STATED TASK: Filter the records below for the word "wage". Copy each line that holds it.

Dataset records:

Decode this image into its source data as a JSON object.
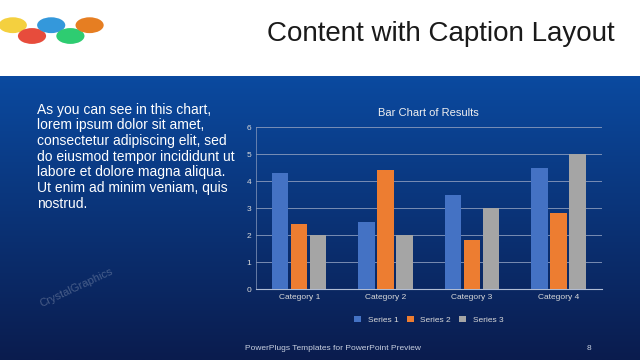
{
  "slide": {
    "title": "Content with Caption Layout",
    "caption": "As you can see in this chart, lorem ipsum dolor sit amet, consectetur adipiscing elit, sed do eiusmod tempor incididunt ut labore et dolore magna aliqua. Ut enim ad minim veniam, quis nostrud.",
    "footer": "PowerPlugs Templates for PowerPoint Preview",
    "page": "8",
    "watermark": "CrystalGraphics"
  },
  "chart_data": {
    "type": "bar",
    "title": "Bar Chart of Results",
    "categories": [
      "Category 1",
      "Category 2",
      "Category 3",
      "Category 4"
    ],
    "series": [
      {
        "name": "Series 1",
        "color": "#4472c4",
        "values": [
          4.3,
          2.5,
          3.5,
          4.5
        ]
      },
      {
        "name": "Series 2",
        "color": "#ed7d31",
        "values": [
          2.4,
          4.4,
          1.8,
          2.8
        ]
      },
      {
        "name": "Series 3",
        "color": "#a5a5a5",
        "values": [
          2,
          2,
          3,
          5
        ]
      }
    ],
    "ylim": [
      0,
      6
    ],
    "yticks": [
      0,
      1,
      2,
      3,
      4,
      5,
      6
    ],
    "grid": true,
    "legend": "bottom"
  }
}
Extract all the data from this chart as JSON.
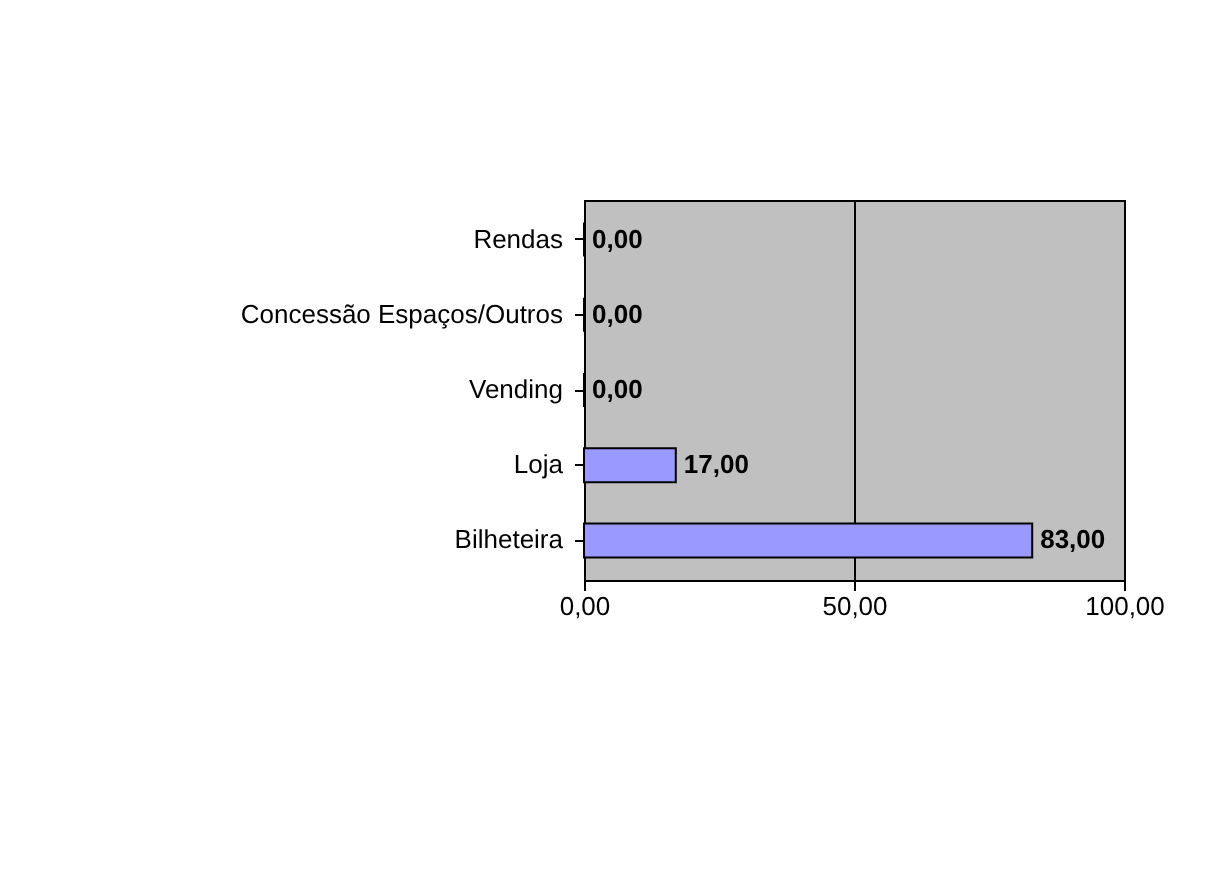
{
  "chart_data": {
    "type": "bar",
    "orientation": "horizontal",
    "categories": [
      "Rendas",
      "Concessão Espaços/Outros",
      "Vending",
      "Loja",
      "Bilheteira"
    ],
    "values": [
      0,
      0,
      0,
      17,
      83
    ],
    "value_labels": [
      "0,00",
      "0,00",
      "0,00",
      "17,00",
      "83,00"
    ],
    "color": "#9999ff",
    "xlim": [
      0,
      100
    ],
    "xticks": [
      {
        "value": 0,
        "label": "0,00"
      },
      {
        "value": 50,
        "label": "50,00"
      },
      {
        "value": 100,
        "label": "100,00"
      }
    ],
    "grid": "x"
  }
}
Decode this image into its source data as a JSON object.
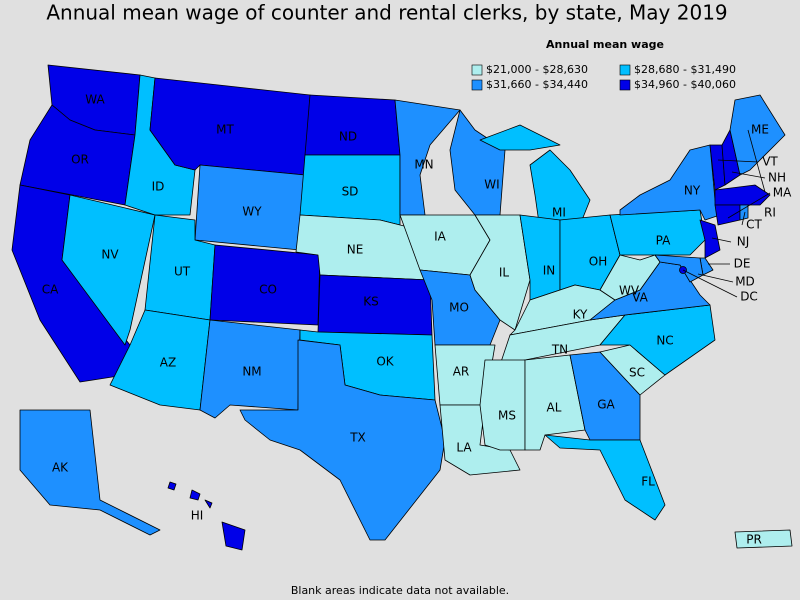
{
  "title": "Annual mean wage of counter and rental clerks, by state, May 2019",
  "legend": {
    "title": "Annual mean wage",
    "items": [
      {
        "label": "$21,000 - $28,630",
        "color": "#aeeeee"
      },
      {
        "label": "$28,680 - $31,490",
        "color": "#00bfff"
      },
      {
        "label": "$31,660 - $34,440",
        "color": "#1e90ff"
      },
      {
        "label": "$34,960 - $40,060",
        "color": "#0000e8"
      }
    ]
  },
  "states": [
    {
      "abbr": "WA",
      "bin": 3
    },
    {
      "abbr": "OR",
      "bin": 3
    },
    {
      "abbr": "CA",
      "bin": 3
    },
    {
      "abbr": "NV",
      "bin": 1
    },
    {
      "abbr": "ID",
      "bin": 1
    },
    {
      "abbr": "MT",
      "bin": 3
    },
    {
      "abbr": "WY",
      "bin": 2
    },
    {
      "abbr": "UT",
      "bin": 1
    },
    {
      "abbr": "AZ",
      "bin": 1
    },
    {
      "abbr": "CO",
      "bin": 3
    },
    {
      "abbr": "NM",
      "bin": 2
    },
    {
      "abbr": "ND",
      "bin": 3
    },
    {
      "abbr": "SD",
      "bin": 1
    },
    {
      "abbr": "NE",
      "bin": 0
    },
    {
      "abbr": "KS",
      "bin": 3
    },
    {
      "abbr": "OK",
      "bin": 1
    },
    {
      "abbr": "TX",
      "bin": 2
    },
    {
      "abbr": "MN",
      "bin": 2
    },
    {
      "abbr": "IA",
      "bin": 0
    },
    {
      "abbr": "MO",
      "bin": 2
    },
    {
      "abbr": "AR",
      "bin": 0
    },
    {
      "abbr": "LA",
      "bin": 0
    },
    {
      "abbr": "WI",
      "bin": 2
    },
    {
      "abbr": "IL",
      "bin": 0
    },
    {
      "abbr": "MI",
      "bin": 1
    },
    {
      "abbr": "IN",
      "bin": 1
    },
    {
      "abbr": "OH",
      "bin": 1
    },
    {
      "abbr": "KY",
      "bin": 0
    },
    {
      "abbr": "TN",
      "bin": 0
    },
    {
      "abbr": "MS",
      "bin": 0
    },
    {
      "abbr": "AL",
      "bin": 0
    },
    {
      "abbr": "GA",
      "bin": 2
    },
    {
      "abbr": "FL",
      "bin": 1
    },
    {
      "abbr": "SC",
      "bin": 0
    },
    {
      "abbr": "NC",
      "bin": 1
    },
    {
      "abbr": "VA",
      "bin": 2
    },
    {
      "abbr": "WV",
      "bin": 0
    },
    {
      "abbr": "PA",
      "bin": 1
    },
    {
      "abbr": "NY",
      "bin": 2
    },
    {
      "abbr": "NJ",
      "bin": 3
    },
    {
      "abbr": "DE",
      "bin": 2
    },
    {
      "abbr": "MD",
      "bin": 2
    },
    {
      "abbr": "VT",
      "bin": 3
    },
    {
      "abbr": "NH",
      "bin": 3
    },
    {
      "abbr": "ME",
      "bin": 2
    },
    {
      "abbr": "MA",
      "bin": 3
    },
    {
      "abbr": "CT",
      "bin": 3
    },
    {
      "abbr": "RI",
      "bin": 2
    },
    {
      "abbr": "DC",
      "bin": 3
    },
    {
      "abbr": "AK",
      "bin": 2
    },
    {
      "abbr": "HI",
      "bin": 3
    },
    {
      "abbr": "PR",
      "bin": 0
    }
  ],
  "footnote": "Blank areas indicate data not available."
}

PROBLEM SOLUTION:
  "title": "Annual mean wage of counter and rental clerks, by state, May 2019",
    "title": "Annual mean wage",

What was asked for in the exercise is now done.